▶ [Exercise goal]: Copy each line that has the string "arrow" somewhere in it.

▶ [Supplied data]:
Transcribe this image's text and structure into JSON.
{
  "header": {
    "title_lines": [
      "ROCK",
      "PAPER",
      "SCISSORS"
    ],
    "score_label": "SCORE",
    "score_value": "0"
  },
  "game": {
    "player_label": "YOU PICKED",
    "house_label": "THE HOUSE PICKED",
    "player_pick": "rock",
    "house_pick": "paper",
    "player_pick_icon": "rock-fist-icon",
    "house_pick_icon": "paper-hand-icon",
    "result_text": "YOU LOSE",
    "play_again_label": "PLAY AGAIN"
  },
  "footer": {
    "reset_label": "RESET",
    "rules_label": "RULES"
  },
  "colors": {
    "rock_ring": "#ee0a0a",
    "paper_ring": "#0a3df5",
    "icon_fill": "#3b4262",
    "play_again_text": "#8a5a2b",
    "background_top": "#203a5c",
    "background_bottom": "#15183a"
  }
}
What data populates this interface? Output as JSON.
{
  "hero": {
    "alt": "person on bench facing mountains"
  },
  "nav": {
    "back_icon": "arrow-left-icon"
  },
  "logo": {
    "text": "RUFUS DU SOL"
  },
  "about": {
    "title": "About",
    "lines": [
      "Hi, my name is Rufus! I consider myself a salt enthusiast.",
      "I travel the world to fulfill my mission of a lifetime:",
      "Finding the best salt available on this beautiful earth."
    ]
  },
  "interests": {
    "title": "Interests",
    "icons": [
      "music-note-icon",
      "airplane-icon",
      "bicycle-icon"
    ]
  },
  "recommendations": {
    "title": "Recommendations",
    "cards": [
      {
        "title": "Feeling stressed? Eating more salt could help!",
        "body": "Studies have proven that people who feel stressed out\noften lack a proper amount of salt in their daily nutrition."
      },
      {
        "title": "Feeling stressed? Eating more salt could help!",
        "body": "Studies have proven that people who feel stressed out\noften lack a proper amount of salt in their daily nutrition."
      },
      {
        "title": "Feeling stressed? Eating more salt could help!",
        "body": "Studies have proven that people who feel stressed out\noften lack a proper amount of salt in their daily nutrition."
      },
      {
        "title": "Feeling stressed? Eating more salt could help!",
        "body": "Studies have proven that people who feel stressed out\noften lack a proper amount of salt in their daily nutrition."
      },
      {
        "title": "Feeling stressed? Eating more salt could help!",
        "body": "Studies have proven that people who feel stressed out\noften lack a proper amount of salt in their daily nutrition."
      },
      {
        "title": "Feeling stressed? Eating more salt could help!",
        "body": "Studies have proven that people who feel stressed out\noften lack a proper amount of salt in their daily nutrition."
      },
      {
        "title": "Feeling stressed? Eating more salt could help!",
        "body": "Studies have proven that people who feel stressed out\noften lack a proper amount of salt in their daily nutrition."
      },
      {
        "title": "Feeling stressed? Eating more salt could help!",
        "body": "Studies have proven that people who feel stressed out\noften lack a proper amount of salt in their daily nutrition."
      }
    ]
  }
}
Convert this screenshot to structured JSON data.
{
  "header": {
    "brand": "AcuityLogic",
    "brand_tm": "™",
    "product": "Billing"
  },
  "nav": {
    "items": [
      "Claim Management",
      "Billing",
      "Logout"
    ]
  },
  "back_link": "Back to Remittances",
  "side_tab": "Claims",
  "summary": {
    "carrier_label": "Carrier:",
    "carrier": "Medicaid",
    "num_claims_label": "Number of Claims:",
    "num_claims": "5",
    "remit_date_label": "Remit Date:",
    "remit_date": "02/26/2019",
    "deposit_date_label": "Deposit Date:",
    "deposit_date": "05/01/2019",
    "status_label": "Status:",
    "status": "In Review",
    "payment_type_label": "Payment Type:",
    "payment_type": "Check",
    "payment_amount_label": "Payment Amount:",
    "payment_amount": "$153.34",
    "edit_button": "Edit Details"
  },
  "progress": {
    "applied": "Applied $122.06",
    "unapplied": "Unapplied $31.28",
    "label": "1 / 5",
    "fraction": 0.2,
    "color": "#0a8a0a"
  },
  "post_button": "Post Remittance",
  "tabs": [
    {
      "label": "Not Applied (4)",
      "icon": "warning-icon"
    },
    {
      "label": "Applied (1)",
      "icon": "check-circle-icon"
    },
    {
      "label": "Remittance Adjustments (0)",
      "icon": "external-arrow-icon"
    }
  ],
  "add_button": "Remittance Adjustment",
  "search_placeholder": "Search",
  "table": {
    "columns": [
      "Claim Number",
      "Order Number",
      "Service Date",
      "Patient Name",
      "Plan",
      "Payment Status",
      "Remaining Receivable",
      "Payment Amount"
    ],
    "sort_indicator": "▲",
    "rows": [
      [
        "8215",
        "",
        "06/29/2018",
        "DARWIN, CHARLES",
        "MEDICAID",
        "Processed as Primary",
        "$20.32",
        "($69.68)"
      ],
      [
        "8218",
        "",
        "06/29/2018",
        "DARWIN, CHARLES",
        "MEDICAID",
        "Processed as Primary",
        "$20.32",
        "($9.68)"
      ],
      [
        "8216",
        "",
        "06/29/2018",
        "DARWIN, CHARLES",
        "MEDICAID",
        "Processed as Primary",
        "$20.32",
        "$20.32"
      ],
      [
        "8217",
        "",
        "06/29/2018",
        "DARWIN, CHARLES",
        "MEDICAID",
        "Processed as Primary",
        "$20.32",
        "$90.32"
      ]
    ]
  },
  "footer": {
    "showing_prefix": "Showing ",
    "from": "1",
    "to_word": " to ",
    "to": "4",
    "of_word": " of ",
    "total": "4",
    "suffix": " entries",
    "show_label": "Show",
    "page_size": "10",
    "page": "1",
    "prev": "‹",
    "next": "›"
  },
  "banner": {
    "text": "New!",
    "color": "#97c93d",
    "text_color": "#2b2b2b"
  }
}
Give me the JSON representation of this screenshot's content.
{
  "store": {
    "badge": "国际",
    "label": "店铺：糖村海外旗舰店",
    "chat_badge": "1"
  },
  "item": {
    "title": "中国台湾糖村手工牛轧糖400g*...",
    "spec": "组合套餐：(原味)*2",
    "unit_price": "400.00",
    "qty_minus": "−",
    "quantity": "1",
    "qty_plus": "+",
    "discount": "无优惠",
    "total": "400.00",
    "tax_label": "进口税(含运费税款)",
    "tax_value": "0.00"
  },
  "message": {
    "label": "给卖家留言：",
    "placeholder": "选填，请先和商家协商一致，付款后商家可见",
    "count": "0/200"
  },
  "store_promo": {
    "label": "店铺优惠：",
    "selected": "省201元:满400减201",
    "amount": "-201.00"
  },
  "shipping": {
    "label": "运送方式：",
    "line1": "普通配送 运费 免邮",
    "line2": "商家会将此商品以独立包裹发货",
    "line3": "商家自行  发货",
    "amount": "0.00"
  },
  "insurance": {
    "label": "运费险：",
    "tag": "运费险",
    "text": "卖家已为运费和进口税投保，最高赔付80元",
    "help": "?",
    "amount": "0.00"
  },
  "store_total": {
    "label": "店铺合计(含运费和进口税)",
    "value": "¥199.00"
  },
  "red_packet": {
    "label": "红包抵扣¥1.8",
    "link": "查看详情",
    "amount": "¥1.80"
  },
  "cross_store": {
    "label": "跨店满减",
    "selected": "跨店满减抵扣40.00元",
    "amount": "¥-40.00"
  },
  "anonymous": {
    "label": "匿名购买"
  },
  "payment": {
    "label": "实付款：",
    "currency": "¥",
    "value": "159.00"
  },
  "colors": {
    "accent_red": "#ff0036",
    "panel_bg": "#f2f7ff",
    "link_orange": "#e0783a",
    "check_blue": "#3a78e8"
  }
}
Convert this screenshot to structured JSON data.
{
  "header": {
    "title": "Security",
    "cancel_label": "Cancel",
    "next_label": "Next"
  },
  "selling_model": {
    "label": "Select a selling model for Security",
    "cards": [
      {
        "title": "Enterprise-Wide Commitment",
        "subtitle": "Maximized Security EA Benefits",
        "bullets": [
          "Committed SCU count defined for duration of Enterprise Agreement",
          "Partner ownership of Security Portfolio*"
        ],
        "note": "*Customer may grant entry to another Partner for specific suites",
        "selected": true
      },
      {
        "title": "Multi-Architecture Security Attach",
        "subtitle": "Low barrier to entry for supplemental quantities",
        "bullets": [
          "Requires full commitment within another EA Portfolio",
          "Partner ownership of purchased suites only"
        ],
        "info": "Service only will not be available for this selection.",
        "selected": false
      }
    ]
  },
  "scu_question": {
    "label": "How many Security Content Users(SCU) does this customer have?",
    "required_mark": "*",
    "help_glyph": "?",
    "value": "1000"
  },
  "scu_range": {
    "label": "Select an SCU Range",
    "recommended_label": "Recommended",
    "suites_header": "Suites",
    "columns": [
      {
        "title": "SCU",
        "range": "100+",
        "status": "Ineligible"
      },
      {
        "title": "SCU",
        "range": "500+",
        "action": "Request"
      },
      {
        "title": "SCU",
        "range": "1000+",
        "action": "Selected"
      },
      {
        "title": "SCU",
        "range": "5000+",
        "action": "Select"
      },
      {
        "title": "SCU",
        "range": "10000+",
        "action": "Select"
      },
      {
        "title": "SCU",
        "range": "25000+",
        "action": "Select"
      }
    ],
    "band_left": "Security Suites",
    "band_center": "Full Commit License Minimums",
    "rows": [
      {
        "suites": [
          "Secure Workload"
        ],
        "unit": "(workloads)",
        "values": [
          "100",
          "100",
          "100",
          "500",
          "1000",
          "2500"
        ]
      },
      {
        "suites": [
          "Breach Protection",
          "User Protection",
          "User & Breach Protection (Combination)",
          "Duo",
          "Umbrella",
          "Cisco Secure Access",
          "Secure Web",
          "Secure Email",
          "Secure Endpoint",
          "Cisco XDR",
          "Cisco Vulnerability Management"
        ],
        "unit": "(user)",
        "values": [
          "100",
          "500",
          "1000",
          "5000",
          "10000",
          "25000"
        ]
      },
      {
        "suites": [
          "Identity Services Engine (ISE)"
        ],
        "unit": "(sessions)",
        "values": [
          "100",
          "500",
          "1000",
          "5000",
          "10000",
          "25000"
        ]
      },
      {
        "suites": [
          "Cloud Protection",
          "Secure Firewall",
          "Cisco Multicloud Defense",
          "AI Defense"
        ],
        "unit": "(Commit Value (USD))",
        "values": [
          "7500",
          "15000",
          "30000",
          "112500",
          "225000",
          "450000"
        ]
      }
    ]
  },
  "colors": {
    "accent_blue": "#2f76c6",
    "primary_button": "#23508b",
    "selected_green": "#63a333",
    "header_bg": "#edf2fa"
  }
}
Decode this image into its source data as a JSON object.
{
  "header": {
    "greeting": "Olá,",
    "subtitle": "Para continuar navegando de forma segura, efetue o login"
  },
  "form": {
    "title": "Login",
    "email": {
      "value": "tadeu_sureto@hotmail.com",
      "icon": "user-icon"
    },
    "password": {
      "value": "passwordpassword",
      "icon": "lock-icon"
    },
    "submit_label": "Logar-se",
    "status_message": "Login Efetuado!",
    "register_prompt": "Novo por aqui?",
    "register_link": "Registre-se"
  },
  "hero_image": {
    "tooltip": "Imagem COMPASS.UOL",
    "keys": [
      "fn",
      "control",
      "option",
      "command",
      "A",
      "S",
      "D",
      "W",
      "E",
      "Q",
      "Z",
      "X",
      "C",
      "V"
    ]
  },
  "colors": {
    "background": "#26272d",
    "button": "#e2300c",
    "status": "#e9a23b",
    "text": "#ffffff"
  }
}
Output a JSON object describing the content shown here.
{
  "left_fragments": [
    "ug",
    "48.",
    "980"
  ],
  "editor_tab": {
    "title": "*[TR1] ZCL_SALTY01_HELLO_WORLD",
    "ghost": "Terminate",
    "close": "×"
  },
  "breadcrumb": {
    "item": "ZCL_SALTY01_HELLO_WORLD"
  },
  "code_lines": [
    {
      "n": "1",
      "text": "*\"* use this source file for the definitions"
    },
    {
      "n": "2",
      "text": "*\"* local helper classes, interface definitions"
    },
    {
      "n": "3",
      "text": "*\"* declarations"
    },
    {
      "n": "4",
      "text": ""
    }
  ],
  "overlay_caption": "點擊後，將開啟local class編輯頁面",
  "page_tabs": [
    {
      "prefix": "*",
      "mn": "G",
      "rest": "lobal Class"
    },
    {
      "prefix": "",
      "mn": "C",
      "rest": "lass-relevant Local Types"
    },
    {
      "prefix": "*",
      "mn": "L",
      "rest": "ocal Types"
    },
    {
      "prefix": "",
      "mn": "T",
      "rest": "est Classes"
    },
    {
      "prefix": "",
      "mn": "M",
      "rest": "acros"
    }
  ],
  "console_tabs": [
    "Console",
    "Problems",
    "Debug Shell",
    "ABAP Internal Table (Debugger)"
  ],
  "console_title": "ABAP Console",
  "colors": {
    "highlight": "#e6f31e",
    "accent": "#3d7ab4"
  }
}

▶ [Answer to this task]:
    "back_icon": "arrow-left-icon"
      "icon": "external-arrow-icon"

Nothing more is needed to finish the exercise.